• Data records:

□ □ □ □ □ □ □

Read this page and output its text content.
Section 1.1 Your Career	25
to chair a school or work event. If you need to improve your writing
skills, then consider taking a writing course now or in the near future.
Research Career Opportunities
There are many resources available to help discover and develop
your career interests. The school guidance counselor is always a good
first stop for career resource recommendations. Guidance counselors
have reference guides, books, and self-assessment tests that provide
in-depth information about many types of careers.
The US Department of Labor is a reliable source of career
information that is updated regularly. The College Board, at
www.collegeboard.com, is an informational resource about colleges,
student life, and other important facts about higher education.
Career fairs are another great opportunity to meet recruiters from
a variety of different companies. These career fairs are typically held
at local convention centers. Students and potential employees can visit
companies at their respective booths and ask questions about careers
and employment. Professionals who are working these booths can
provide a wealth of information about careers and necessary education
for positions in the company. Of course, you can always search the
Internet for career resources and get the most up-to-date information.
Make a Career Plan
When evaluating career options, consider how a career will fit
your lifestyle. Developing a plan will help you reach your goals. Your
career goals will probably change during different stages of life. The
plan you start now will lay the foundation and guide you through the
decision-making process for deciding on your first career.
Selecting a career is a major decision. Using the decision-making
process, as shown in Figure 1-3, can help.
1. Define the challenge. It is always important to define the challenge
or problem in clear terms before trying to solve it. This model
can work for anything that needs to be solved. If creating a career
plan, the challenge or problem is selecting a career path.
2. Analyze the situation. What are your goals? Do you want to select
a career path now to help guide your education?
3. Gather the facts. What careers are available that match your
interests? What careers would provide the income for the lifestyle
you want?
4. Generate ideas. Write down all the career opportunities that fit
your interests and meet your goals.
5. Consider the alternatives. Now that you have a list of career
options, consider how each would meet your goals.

□ □ □ □ □ □ □

List every line above that holds the word "careers".

in-depth information about many types of careers.
companies at their respective booths and ask questions about careers
provide a wealth of information about careers and necessary education
3. Gather the facts. What careers are available that match your
interests? What careers would provide the income for the lifestyle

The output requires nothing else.